## WHAT THE EXERCISE ASKS
Exactly reproduce the lines that follow.

(Stored data)
--------

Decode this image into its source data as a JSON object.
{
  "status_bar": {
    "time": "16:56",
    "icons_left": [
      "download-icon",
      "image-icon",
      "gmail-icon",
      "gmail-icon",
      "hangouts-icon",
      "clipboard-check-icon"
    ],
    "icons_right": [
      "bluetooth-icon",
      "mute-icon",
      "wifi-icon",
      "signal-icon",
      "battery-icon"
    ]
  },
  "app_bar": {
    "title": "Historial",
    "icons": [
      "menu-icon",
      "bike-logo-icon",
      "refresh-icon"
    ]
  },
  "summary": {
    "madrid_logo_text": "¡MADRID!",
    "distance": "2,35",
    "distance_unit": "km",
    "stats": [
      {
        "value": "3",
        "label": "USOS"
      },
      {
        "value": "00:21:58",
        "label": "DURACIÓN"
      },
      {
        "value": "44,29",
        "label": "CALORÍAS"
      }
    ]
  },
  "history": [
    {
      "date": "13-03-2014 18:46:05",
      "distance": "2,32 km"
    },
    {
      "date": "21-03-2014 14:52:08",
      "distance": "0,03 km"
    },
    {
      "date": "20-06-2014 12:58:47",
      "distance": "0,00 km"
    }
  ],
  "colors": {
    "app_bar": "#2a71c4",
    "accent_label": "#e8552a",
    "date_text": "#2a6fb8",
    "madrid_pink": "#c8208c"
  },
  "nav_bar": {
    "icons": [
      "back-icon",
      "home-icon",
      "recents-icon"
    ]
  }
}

--------

## RESULT FOR THIS EXERCISE
Decode this image into its source data as a JSON object.
{
  "status_bar": {
    "time": "16:56",
    "icons_left": [
      "download-icon",
      "image-icon",
      "gmail-icon",
      "gmail-icon",
      "hangouts-icon",
      "clipboard-check-icon"
    ],
    "icons_right": [
      "bluetooth-icon",
      "mute-icon",
      "wifi-icon",
      "signal-icon",
      "battery-icon"
    ]
  },
  "app_bar": {
    "title": "Historial",
    "icons": [
      "menu-icon",
      "bike-logo-icon",
      "refresh-icon"
    ]
  },
  "summary": {
    "madrid_logo_text": "¡MADRID!",
    "distance": "2,35",
    "distance_unit": "km",
    "stats": [
      {
        "value": "3",
        "label": "USOS"
      },
      {
        "value": "00:21:58",
        "label": "DURACIÓN"
      },
      {
        "value": "44,29",
        "label": "CALORÍAS"
      }
    ]
  },
  "history": [
    {
      "date": "13-03-2014 18:46:05",
      "distance": "2,32 km"
    },
    {
      "date": "21-03-2014 14:52:08",
      "distance": "0,03 km"
    },
    {
      "date": "20-06-2014 12:58:47",
      "distance": "0,00 km"
    }
  ],
  "colors": {
    "app_bar": "#2a71c4",
    "accent_label": "#e8552a",
    "date_text": "#2a6fb8",
    "madrid_pink": "#c8208c"
  },
  "nav_bar": {
    "icons": [
      "back-icon",
      "home-icon",
      "recents-icon"
    ]
  }
}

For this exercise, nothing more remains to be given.